◆ Set of tasks:
[a] Translate this sentence from the tree search thread into Spanish: "Considering the order within the sequences is important."
[b] From the tree search thread, return the passage that begins at the words "dic = nested()" and stops after the words "was created with.)", copied word for word.

◆ Extract to read:
-3

I am searching for the most efficient tree search implementation in python. I give the tree search a sequence of length n and it should detect if the branches are already created, or if this is not the case, generate the branches.

Example:

i1: Sequence 1[0.89,0.43,0.28]

      0.89   check
       |
      0.43   check
       |
      0.28   check(last branch, last number of sequence == found)

i2: Sequence 2[0.89,0.43,0.99]

      0.89   check
       |
      0.43   check
       |                                           |
      0.28   missing(Creating new branch)         0.99

Considering the order within the sequences is important.

The goal is to keep track of a huge range of sequence (seen, unseen).

Has anyone ideas?

  • [heapq](https://docs.python.org/3.5/library/heapq.html) may be helpful. It works on ordered lists to implement a binary tree. – aluriak Feb 13 '17 at 16:10

1 Answers1

0

You could use an infinitely nested collections.defaultdict for this. The following function will create a defaultdict, that whenever the requested value is not present will call the same function again, creating another defaultdict, ad infinitum.

import collections
nested = lambda: collections.defaultdict(nested)
dic = nested()

Now, you can add the sequences to the nested defaultdict. You can do this in a loop, or recursively, or simply use reduce:

s1 = [0.89,0.43,0.28]
s2 = [0.89,0.43,0.99]

from functools import reduce # Python 3
reduce(lambda d, x: d[x], s1, dic)
reduce(lambda d, x: d[x], s2, dic)

Afterwards, dic looks like this: (Actually, it looks a bit different, but that's only because of defaultdict also printing the function it was created with.)

◆ Extracted information:

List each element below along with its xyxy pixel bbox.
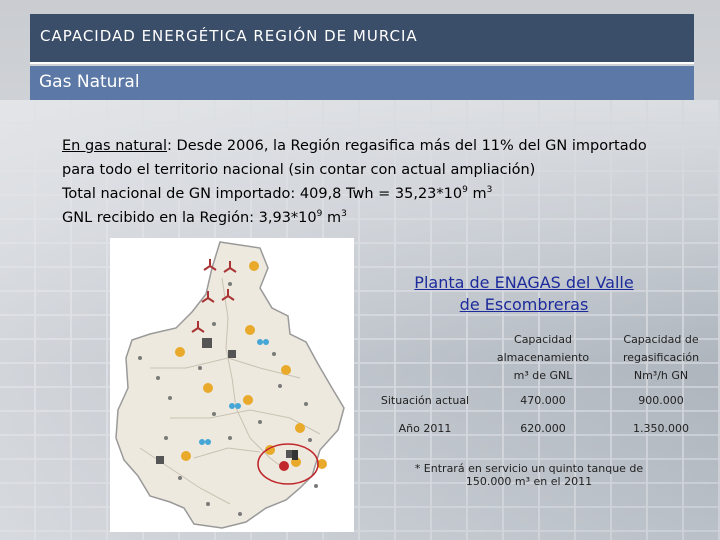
gnl-region-unit-exponent: 3 — [341, 209, 347, 219]
row-label: Año 2011 — [398, 421, 452, 435]
header-regas-line1: Capacidad de — [623, 333, 699, 346]
gnl-region-unit: m — [322, 210, 342, 226]
footnote-line2: 150.000 m³ en el 2011 — [465, 475, 593, 488]
table-corner-cell — [366, 330, 484, 386]
plant-title-line1: Planta de ENAGAS del Valle — [414, 273, 634, 292]
total-import-text: Total nacional de GN importado: 409,8 Tw… — [62, 186, 463, 202]
gnl-region-text: GNL recibido en la Región: 3,93*10 — [62, 210, 317, 226]
plant-title-line2: de Escombreras — [459, 295, 589, 314]
gas-plant-icon — [156, 338, 294, 464]
row-regas: 900.000 — [638, 393, 684, 407]
header-storage-line3: m³ de GNL — [513, 369, 573, 382]
table-header-regas: Capacidad de regasificación Nm³/h GN — [602, 330, 720, 386]
slide-title-text: CAPACIDAD ENERGÉTICA REGIÓN DE MURCIA — [40, 27, 418, 45]
intro-text: En gas natural: Desde 2006, la Región re… — [62, 134, 682, 230]
header-storage-line1: Capacidad — [514, 333, 572, 346]
footnote: * Entrará en servicio un quinto tanque d… — [396, 462, 662, 488]
table-row: Situación actual 470.000 900.000 — [366, 386, 720, 414]
row-regas: 1.350.000 — [633, 421, 689, 435]
intro-line1: : Desde 2006, la Región regasifica más d… — [62, 138, 647, 178]
header-regas-line2: regasificación — [622, 351, 700, 364]
total-import-unit-exponent: 3 — [486, 185, 493, 195]
capacity-table: Capacidad almacenamiento m³ de GNL Capac… — [366, 330, 720, 442]
header-regas-line3: Nm³/h GN — [633, 369, 689, 382]
total-import-exponent: 9 — [462, 185, 468, 195]
slide-title: CAPACIDAD ENERGÉTICA REGIÓN DE MURCIA — [30, 14, 694, 64]
table-header-row: Capacidad almacenamiento m³ de GNL Capac… — [366, 330, 720, 386]
region-energy-map — [110, 238, 354, 532]
total-import-unit: m — [467, 186, 487, 202]
header-storage-line2: almacenamiento — [496, 351, 590, 364]
plant-title[interactable]: Planta de ENAGAS del Valle de Escombrera… — [374, 272, 674, 316]
town-marker-icon — [138, 282, 318, 516]
gnl-region-exponent: 9 — [316, 209, 323, 219]
escombreras-highlight — [257, 443, 319, 485]
table-header-storage: Capacidad almacenamiento m³ de GNL — [484, 330, 602, 386]
row-label: Situación actual — [380, 393, 470, 407]
row-storage: 470.000 — [520, 393, 566, 407]
map-svg — [115, 241, 345, 529]
footnote-line1: * Entrará en servicio un quinto tanque d… — [414, 462, 644, 475]
water-icon — [199, 339, 269, 445]
section-subtitle: Gas Natural — [30, 66, 694, 100]
wind-turbine-icon — [191, 259, 237, 333]
row-storage: 620.000 — [520, 421, 566, 435]
gas-natural-link[interactable]: En gas natural — [62, 138, 168, 154]
section-subtitle-text: Gas Natural — [39, 72, 140, 92]
table-row: Año 2011 620.000 1.350.000 — [366, 414, 720, 442]
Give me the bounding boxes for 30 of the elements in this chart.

◆ Task solutions:
[a] Es importante tener en cuenta el orden dentro de las secuencias.

[b]
dic = nested()

Now, you can add the sequences to the nested defaultdict. You can do this in a loop, or recursively, or simply use reduce:

s1 = [0.89,0.43,0.28]
s2 = [0.89,0.43,0.99]

from functools import reduce # Python 3
reduce(lambda d, x: d[x], s1, dic)
reduce(lambda d, x: d[x], s2, dic)

Afterwards, dic looks like this: (Actually, it looks a bit different, but that's only because of defaultdict also printing the function it was created with.)